Extracted text.
#####

For pre-trained foundation models (where you do not control the training data), rely on output filtering as a compensating control.

Control 5: Context Window Isolation

In multi-tenant systems, each user's conversation must be completely isolated. This means:

  • No shared caches between users' sessions
  • No conversation history bleed — User A's messages must never appear in User B's context
  • Session tokens tied to individual conversations, not reused
  • Memory systems (long-term memory features) scoped to the authenticated user only

Test this by running two concurrent sessions and checking whether information from one session ever appears in the other. Automated regression tests should include cross-session contamination checks.

Control 6: Differential Privacy and Query Auditing

Log every query and response pair. Use anomaly detection to flag patterns that look like data exfiltration:

  • A single user asking about many different named individuals
  • Queries that explicitly request PII categories ("Show me email addresses")

#####

Entries supplied.
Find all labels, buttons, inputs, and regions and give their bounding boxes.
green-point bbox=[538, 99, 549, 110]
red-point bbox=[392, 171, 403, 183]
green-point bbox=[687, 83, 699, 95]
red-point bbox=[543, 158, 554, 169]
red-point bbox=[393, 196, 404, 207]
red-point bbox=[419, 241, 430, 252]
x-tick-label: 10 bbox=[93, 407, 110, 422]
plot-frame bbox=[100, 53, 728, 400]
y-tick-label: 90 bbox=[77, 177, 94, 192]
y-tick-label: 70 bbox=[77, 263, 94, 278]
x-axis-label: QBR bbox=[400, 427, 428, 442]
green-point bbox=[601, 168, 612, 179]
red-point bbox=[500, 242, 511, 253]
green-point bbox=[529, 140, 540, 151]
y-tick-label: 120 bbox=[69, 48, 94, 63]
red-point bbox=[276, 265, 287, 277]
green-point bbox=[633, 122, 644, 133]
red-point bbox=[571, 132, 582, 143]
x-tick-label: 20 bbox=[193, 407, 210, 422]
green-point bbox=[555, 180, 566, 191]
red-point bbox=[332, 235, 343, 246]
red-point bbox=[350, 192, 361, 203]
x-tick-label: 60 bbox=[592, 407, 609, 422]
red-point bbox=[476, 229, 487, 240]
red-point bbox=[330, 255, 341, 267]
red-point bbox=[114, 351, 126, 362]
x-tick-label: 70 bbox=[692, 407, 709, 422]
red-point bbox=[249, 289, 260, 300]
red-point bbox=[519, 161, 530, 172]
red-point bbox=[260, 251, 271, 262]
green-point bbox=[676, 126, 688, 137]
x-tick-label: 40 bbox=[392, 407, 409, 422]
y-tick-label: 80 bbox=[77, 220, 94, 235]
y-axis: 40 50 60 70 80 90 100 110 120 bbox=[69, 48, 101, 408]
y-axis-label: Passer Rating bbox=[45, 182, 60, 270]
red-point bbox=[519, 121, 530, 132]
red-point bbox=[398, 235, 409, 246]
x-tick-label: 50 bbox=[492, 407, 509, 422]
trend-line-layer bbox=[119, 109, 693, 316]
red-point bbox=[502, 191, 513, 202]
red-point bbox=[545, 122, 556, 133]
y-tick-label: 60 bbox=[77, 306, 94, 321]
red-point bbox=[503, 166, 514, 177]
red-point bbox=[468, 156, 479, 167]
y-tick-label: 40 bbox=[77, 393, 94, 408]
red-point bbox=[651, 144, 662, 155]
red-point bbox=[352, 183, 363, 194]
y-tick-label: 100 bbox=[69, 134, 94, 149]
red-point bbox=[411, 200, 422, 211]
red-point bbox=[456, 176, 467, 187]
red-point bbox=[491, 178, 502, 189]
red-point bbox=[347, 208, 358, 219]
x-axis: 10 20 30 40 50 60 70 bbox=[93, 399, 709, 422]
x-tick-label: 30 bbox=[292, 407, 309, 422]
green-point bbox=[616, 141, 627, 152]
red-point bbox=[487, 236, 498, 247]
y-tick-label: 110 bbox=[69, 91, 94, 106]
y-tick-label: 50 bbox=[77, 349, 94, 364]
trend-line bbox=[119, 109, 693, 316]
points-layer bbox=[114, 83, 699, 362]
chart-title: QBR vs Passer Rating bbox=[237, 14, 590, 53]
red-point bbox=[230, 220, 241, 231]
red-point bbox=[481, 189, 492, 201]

#####

Action item A. In the security controls excerpt, what are pre-trained foundation models told to rely on as a compensating control?
Action item B. In the security controls excerpt, shorten the paragraph that begins "Test this by running two concurrent sessions" while keeping its main facts.

Task answer A. Output filtering.

Task answer B. Run two concurrent sessions and check whether information from one ever appears in the other. Include cross-session contamination checks in automated regression tests.